Set exercise:
Copy out all lines where "name" appears.

[Figure contents as structured data]
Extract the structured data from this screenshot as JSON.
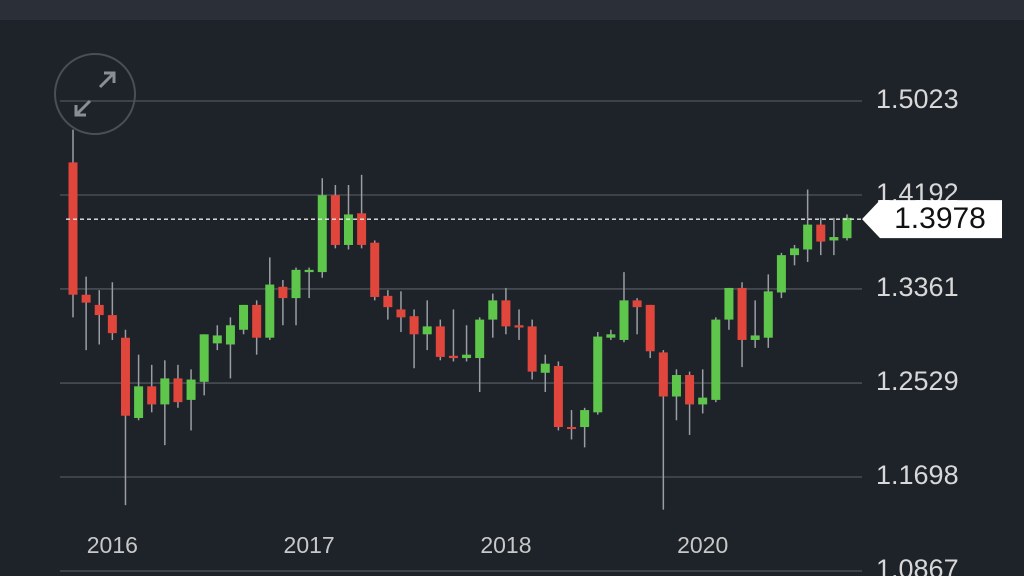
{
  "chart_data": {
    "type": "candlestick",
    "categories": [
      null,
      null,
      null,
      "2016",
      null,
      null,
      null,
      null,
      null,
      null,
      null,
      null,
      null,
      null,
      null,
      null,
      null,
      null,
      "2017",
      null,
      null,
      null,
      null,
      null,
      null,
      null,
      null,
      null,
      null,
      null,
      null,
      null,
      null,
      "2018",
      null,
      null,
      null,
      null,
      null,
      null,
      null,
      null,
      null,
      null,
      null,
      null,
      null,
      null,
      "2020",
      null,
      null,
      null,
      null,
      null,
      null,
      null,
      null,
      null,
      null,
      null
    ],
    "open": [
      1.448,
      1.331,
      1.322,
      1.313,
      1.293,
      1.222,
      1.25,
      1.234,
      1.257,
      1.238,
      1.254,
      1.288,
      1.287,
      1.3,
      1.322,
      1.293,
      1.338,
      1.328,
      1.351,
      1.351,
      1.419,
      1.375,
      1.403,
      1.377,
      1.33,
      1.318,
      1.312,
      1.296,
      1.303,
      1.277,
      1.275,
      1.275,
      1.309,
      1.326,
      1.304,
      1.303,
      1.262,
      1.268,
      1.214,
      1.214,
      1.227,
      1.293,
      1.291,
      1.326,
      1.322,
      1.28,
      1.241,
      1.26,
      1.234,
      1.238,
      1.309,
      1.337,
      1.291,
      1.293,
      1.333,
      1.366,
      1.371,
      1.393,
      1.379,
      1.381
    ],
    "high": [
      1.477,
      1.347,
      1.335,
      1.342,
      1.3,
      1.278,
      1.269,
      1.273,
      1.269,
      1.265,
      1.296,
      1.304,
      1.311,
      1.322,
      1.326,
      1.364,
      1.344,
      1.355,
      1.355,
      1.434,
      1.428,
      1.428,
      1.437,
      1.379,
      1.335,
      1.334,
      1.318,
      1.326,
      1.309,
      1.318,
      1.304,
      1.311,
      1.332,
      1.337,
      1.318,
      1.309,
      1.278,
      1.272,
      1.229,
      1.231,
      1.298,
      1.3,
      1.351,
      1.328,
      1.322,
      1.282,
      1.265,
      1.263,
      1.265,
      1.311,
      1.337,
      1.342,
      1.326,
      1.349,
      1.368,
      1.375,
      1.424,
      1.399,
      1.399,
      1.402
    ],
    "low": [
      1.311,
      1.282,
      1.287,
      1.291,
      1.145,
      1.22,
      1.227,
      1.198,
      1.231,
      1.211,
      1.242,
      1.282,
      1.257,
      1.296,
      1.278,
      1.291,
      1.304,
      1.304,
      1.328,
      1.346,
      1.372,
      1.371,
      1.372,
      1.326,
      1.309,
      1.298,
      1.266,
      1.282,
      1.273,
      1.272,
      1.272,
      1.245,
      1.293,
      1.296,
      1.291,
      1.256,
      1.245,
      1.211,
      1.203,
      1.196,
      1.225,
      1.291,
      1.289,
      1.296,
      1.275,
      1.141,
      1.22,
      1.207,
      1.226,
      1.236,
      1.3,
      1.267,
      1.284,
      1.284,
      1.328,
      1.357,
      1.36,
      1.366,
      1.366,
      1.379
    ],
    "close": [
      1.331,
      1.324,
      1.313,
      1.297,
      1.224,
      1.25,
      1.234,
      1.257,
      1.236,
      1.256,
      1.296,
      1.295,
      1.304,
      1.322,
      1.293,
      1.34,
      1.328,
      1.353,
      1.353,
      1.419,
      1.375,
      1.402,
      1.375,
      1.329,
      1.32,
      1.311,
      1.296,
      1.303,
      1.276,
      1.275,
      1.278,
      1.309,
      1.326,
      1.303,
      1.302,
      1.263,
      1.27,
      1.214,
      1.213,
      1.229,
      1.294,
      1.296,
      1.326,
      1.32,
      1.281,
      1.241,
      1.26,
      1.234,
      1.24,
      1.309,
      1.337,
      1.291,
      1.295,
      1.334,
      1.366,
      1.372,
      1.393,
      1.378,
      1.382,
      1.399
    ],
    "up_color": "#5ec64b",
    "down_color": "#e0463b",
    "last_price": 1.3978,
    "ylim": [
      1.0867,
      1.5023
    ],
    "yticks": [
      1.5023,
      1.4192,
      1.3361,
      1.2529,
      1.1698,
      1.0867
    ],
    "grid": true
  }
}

---

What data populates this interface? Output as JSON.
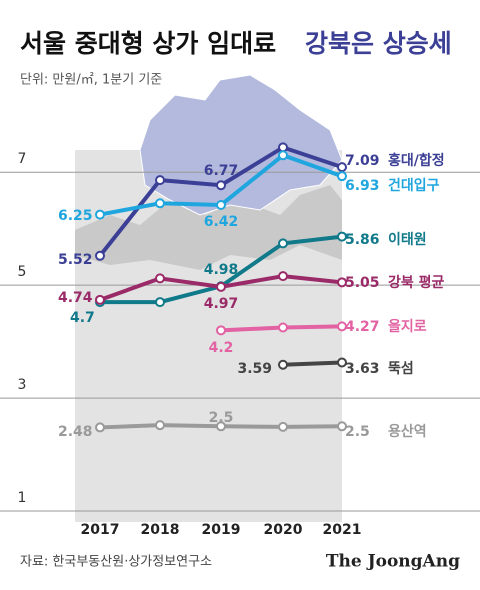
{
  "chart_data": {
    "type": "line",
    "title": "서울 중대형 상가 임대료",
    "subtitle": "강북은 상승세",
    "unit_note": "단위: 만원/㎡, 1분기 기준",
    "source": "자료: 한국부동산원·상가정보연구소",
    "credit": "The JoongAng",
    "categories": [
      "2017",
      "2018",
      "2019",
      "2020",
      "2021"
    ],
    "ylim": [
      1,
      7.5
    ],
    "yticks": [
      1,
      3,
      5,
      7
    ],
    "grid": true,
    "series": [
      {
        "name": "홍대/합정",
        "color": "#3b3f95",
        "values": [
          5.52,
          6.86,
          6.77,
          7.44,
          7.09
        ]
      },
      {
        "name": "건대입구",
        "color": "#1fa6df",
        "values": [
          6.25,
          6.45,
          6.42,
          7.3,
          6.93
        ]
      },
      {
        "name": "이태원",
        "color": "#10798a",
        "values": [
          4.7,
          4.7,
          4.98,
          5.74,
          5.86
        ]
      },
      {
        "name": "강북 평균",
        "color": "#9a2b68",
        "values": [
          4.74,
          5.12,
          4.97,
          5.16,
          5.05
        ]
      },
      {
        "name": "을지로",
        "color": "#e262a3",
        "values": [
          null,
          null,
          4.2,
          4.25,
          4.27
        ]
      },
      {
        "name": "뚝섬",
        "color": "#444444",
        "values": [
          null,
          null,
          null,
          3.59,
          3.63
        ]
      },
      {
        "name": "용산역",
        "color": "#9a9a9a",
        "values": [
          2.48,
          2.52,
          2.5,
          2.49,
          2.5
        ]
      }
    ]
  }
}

Exercise response:
        "name": "홍대/합정",
        "name": "건대입구",
        "name": "이태원",
        "name": "강북 평균",
        "name": "을지로",
        "name": "뚝섬",
        "name": "용산역",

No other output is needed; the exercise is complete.